------ RECORDS ------
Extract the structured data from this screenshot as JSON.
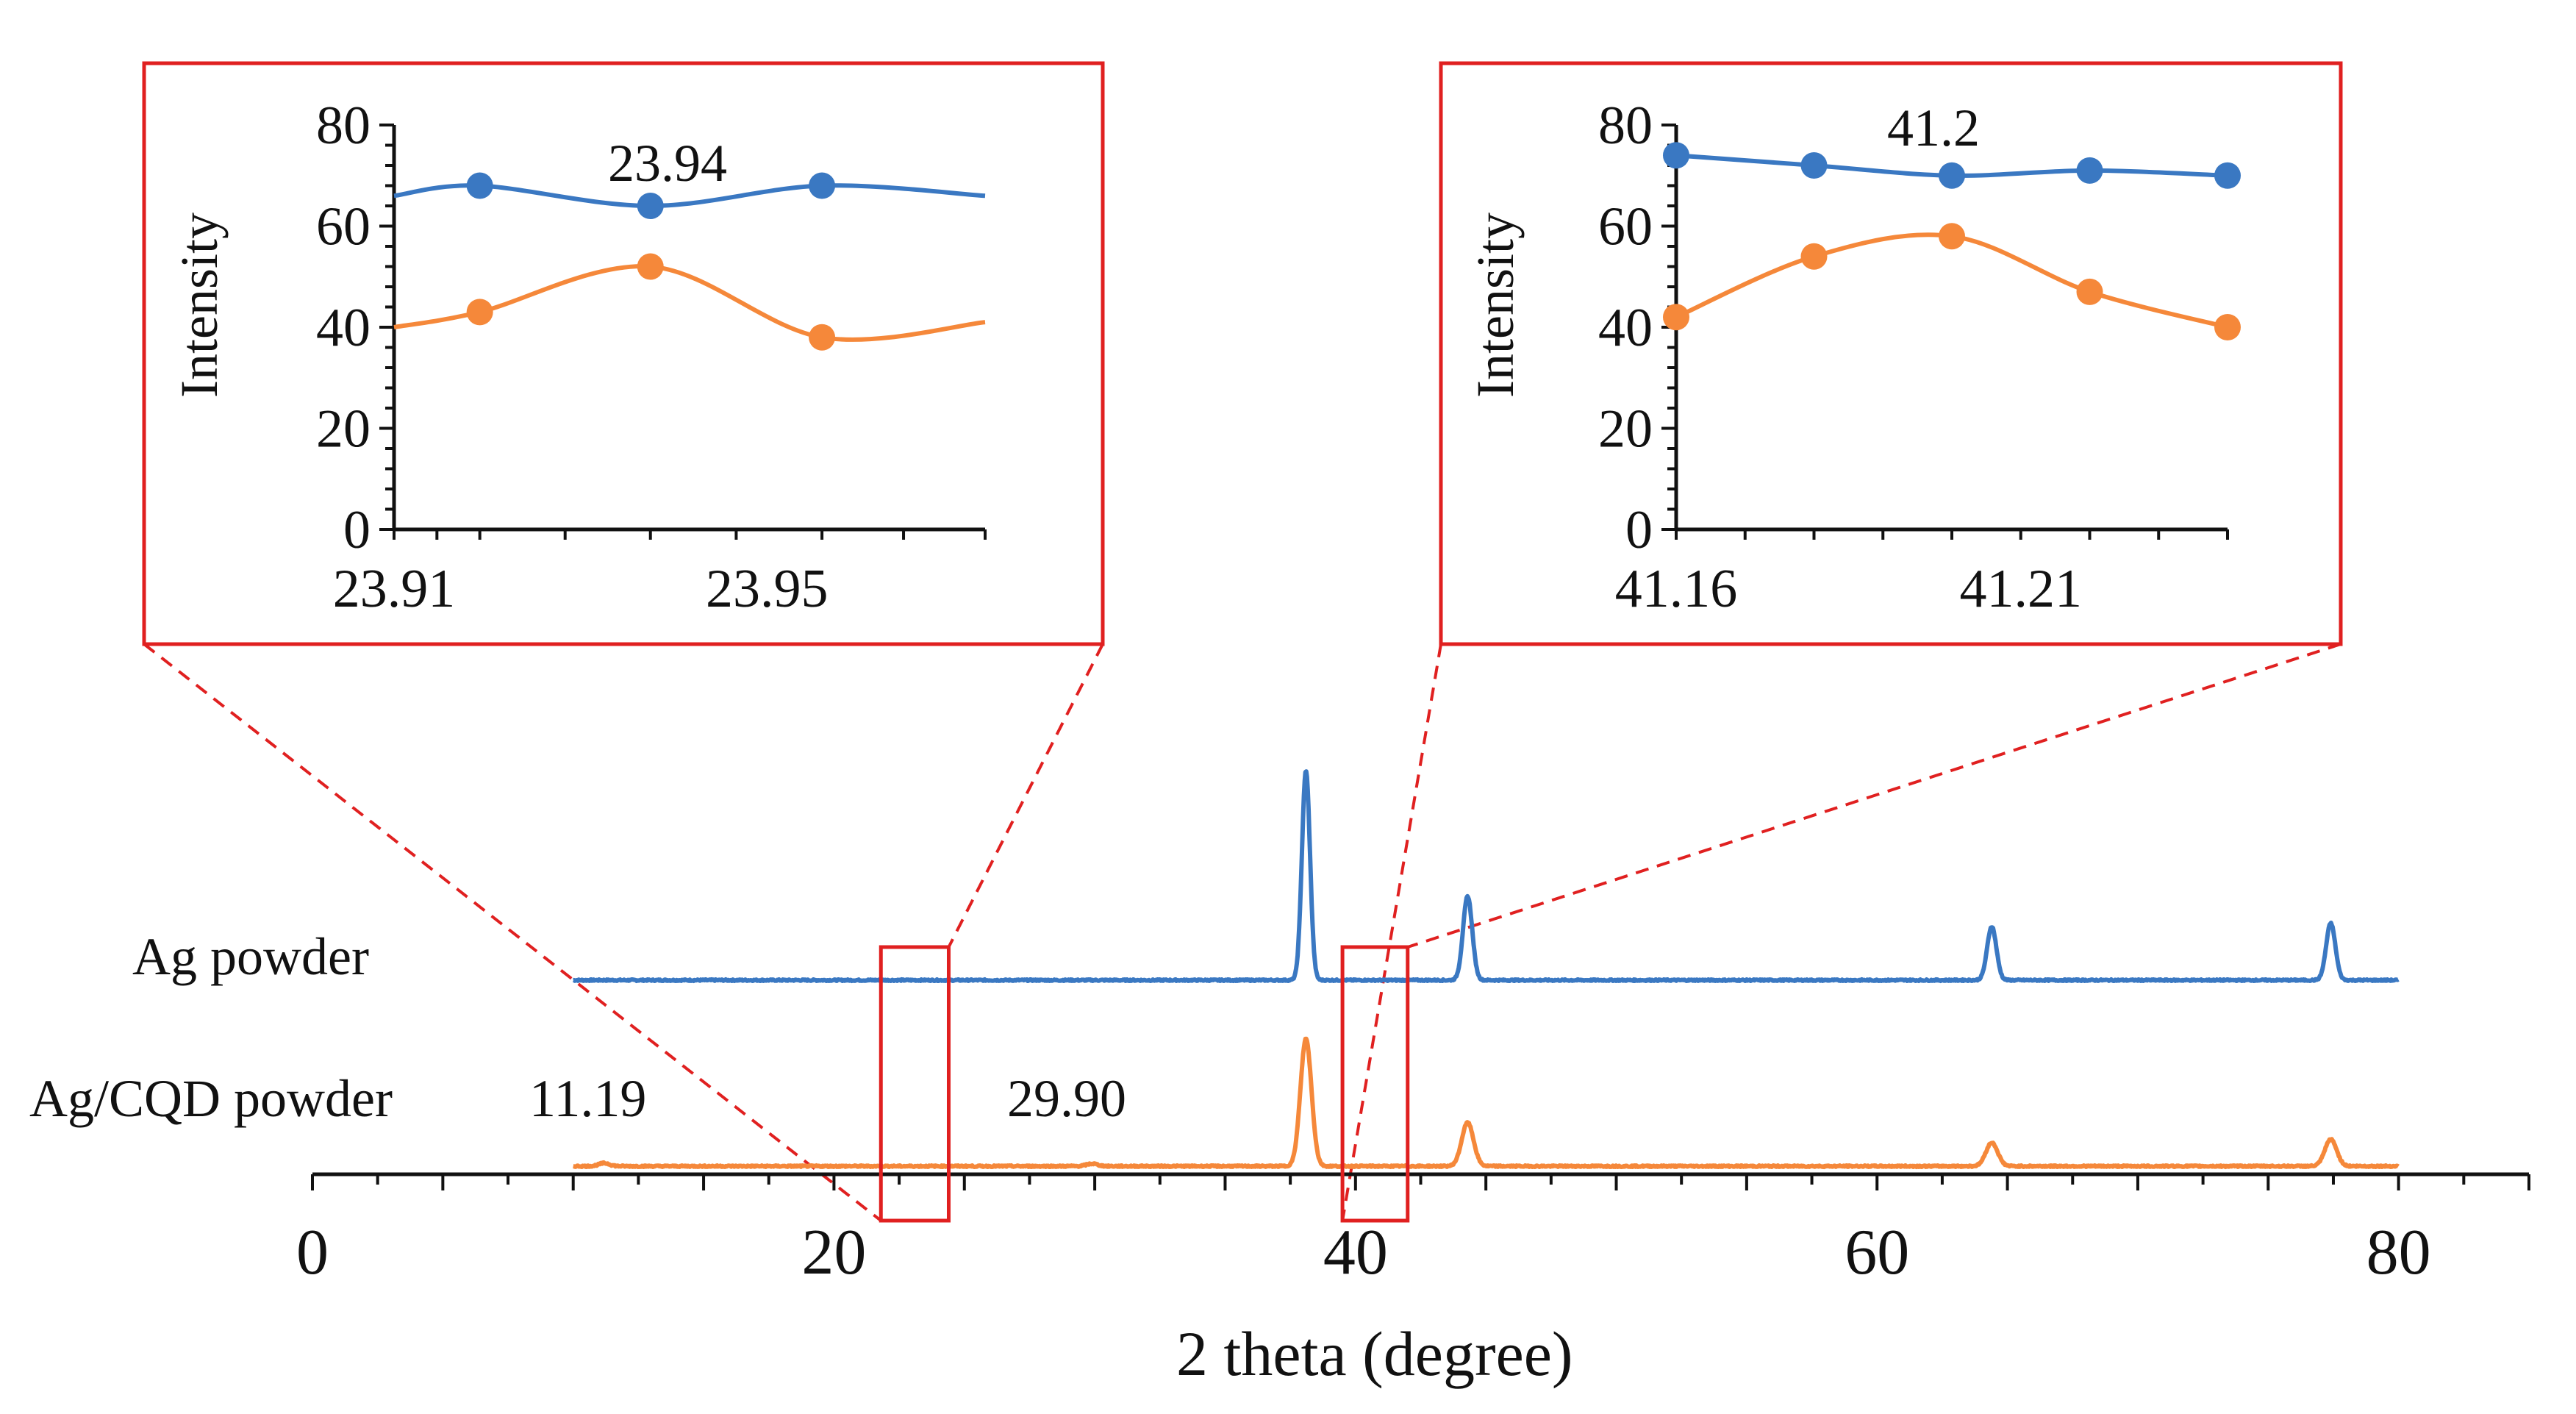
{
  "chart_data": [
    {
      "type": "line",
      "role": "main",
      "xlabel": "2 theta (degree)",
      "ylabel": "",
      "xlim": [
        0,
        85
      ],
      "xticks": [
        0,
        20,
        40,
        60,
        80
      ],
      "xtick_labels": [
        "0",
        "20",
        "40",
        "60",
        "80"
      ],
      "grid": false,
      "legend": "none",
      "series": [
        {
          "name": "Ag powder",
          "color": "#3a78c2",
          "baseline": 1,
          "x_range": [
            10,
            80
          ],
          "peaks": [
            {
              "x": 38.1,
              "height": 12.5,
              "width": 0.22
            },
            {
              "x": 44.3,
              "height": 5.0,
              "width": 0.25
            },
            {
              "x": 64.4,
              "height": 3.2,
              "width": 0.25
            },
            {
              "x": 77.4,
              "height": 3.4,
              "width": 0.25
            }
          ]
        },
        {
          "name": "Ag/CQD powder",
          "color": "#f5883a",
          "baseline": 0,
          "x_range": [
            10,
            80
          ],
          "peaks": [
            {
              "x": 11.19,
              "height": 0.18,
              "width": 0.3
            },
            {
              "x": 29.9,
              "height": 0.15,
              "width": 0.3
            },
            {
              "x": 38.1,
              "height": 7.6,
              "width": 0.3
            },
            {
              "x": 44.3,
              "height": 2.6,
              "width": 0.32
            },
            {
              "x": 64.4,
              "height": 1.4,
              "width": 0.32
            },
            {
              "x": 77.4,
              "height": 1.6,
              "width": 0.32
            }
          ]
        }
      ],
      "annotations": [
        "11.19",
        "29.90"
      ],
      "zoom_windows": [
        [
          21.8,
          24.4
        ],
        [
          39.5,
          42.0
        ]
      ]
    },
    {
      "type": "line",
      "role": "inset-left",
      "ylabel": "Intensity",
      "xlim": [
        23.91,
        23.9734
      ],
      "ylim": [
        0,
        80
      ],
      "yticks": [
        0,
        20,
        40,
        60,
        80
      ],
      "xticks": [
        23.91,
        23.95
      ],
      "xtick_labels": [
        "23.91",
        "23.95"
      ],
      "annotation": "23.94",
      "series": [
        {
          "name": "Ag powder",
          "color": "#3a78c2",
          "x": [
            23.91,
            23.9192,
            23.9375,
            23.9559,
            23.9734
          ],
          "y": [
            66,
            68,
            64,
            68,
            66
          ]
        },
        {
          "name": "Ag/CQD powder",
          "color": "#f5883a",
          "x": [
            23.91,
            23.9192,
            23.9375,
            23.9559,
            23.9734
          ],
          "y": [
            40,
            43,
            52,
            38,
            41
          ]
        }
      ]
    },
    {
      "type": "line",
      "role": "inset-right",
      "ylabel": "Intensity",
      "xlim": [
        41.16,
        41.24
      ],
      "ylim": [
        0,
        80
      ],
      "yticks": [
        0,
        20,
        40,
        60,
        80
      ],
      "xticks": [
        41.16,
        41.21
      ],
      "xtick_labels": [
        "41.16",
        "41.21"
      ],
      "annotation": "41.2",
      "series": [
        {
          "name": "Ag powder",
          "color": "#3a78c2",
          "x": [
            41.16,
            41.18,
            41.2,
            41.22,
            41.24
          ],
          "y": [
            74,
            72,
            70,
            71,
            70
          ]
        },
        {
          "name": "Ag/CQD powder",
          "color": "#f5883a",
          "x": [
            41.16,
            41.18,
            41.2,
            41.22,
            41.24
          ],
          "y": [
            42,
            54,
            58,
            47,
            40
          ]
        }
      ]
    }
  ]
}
------
● TASK DESCRIPTION: Write the listing above out again exactly, dropping each image.

● CORRECT RESULT:
Extract the structured data from this screenshot as JSON.
{
  "chart_data": [
    {
      "type": "line",
      "role": "main",
      "xlabel": "2 theta (degree)",
      "ylabel": "",
      "xlim": [
        0,
        85
      ],
      "xticks": [
        0,
        20,
        40,
        60,
        80
      ],
      "xtick_labels": [
        "0",
        "20",
        "40",
        "60",
        "80"
      ],
      "grid": false,
      "legend": "none",
      "series": [
        {
          "name": "Ag powder",
          "color": "#3a78c2",
          "baseline": 1,
          "x_range": [
            10,
            80
          ],
          "peaks": [
            {
              "x": 38.1,
              "height": 12.5,
              "width": 0.22
            },
            {
              "x": 44.3,
              "height": 5.0,
              "width": 0.25
            },
            {
              "x": 64.4,
              "height": 3.2,
              "width": 0.25
            },
            {
              "x": 77.4,
              "height": 3.4,
              "width": 0.25
            }
          ]
        },
        {
          "name": "Ag/CQD powder",
          "color": "#f5883a",
          "baseline": 0,
          "x_range": [
            10,
            80
          ],
          "peaks": [
            {
              "x": 11.19,
              "height": 0.18,
              "width": 0.3
            },
            {
              "x": 29.9,
              "height": 0.15,
              "width": 0.3
            },
            {
              "x": 38.1,
              "height": 7.6,
              "width": 0.3
            },
            {
              "x": 44.3,
              "height": 2.6,
              "width": 0.32
            },
            {
              "x": 64.4,
              "height": 1.4,
              "width": 0.32
            },
            {
              "x": 77.4,
              "height": 1.6,
              "width": 0.32
            }
          ]
        }
      ],
      "annotations": [
        "11.19",
        "29.90"
      ],
      "zoom_windows": [
        [
          21.8,
          24.4
        ],
        [
          39.5,
          42.0
        ]
      ]
    },
    {
      "type": "line",
      "role": "inset-left",
      "ylabel": "Intensity",
      "xlim": [
        23.91,
        23.9734
      ],
      "ylim": [
        0,
        80
      ],
      "yticks": [
        0,
        20,
        40,
        60,
        80
      ],
      "xticks": [
        23.91,
        23.95
      ],
      "xtick_labels": [
        "23.91",
        "23.95"
      ],
      "annotation": "23.94",
      "series": [
        {
          "name": "Ag powder",
          "color": "#3a78c2",
          "x": [
            23.91,
            23.9192,
            23.9375,
            23.9559,
            23.9734
          ],
          "y": [
            66,
            68,
            64,
            68,
            66
          ]
        },
        {
          "name": "Ag/CQD powder",
          "color": "#f5883a",
          "x": [
            23.91,
            23.9192,
            23.9375,
            23.9559,
            23.9734
          ],
          "y": [
            40,
            43,
            52,
            38,
            41
          ]
        }
      ]
    },
    {
      "type": "line",
      "role": "inset-right",
      "ylabel": "Intensity",
      "xlim": [
        41.16,
        41.24
      ],
      "ylim": [
        0,
        80
      ],
      "yticks": [
        0,
        20,
        40,
        60,
        80
      ],
      "xticks": [
        41.16,
        41.21
      ],
      "xtick_labels": [
        "41.16",
        "41.21"
      ],
      "annotation": "41.2",
      "series": [
        {
          "name": "Ag powder",
          "color": "#3a78c2",
          "x": [
            41.16,
            41.18,
            41.2,
            41.22,
            41.24
          ],
          "y": [
            74,
            72,
            70,
            71,
            70
          ]
        },
        {
          "name": "Ag/CQD powder",
          "color": "#f5883a",
          "x": [
            41.16,
            41.18,
            41.2,
            41.22,
            41.24
          ],
          "y": [
            42,
            54,
            58,
            47,
            40
          ]
        }
      ]
    }
  ]
}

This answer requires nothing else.